→ **Exercise directions**: Render the material again word for word, skipping the pictures in it.

(Excerpts from a figure dataset)
__________________________________________________
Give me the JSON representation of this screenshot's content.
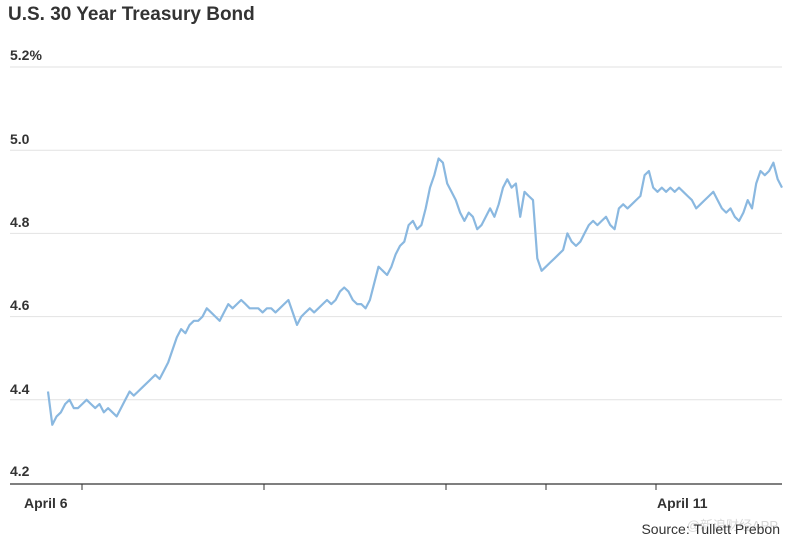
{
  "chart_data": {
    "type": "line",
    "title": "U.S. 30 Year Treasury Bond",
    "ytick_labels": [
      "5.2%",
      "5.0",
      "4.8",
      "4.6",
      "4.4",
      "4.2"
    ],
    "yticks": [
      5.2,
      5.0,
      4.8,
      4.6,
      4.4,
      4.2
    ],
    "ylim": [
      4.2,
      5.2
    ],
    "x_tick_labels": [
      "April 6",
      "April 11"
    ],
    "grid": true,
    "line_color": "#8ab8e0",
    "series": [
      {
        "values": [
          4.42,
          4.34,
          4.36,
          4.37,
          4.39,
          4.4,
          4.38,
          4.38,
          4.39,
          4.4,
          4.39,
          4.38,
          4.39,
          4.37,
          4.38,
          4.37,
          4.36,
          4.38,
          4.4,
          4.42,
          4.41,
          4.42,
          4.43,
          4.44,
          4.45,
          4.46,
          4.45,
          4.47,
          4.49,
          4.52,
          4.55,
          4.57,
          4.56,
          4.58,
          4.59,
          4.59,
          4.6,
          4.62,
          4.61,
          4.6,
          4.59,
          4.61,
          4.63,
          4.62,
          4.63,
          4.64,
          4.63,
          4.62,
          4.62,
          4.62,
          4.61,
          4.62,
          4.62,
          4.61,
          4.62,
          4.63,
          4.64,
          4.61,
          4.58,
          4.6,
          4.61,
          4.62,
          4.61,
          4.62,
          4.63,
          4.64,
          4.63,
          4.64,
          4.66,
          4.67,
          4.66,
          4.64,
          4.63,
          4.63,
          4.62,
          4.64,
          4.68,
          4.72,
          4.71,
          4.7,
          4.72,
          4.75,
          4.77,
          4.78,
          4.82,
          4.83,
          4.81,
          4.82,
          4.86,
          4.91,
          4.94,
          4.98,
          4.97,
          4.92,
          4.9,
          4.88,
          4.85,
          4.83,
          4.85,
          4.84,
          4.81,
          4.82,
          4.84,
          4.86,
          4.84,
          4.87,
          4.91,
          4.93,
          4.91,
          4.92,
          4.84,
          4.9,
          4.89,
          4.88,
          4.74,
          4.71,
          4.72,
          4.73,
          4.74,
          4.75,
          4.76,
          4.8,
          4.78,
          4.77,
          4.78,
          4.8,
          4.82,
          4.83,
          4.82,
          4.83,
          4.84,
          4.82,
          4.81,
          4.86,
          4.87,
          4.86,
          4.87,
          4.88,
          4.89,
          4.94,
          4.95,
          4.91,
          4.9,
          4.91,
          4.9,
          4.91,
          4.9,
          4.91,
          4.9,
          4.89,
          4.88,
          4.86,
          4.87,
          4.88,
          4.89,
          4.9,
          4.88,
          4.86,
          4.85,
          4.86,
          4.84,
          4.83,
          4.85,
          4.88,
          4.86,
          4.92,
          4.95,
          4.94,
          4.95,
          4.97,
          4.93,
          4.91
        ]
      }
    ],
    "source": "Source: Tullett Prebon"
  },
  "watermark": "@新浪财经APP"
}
__________________________________________________
→ **Solved exercise**:
Give me the JSON representation of this screenshot's content.
{
  "chart_data": {
    "type": "line",
    "title": "U.S. 30 Year Treasury Bond",
    "ytick_labels": [
      "5.2%",
      "5.0",
      "4.8",
      "4.6",
      "4.4",
      "4.2"
    ],
    "yticks": [
      5.2,
      5.0,
      4.8,
      4.6,
      4.4,
      4.2
    ],
    "ylim": [
      4.2,
      5.2
    ],
    "x_tick_labels": [
      "April 6",
      "April 11"
    ],
    "grid": true,
    "line_color": "#8ab8e0",
    "series": [
      {
        "values": [
          4.42,
          4.34,
          4.36,
          4.37,
          4.39,
          4.4,
          4.38,
          4.38,
          4.39,
          4.4,
          4.39,
          4.38,
          4.39,
          4.37,
          4.38,
          4.37,
          4.36,
          4.38,
          4.4,
          4.42,
          4.41,
          4.42,
          4.43,
          4.44,
          4.45,
          4.46,
          4.45,
          4.47,
          4.49,
          4.52,
          4.55,
          4.57,
          4.56,
          4.58,
          4.59,
          4.59,
          4.6,
          4.62,
          4.61,
          4.6,
          4.59,
          4.61,
          4.63,
          4.62,
          4.63,
          4.64,
          4.63,
          4.62,
          4.62,
          4.62,
          4.61,
          4.62,
          4.62,
          4.61,
          4.62,
          4.63,
          4.64,
          4.61,
          4.58,
          4.6,
          4.61,
          4.62,
          4.61,
          4.62,
          4.63,
          4.64,
          4.63,
          4.64,
          4.66,
          4.67,
          4.66,
          4.64,
          4.63,
          4.63,
          4.62,
          4.64,
          4.68,
          4.72,
          4.71,
          4.7,
          4.72,
          4.75,
          4.77,
          4.78,
          4.82,
          4.83,
          4.81,
          4.82,
          4.86,
          4.91,
          4.94,
          4.98,
          4.97,
          4.92,
          4.9,
          4.88,
          4.85,
          4.83,
          4.85,
          4.84,
          4.81,
          4.82,
          4.84,
          4.86,
          4.84,
          4.87,
          4.91,
          4.93,
          4.91,
          4.92,
          4.84,
          4.9,
          4.89,
          4.88,
          4.74,
          4.71,
          4.72,
          4.73,
          4.74,
          4.75,
          4.76,
          4.8,
          4.78,
          4.77,
          4.78,
          4.8,
          4.82,
          4.83,
          4.82,
          4.83,
          4.84,
          4.82,
          4.81,
          4.86,
          4.87,
          4.86,
          4.87,
          4.88,
          4.89,
          4.94,
          4.95,
          4.91,
          4.9,
          4.91,
          4.9,
          4.91,
          4.9,
          4.91,
          4.9,
          4.89,
          4.88,
          4.86,
          4.87,
          4.88,
          4.89,
          4.9,
          4.88,
          4.86,
          4.85,
          4.86,
          4.84,
          4.83,
          4.85,
          4.88,
          4.86,
          4.92,
          4.95,
          4.94,
          4.95,
          4.97,
          4.93,
          4.91
        ]
      }
    ],
    "source": "Source: Tullett Prebon"
  },
  "watermark": "@新浪财经APP"
}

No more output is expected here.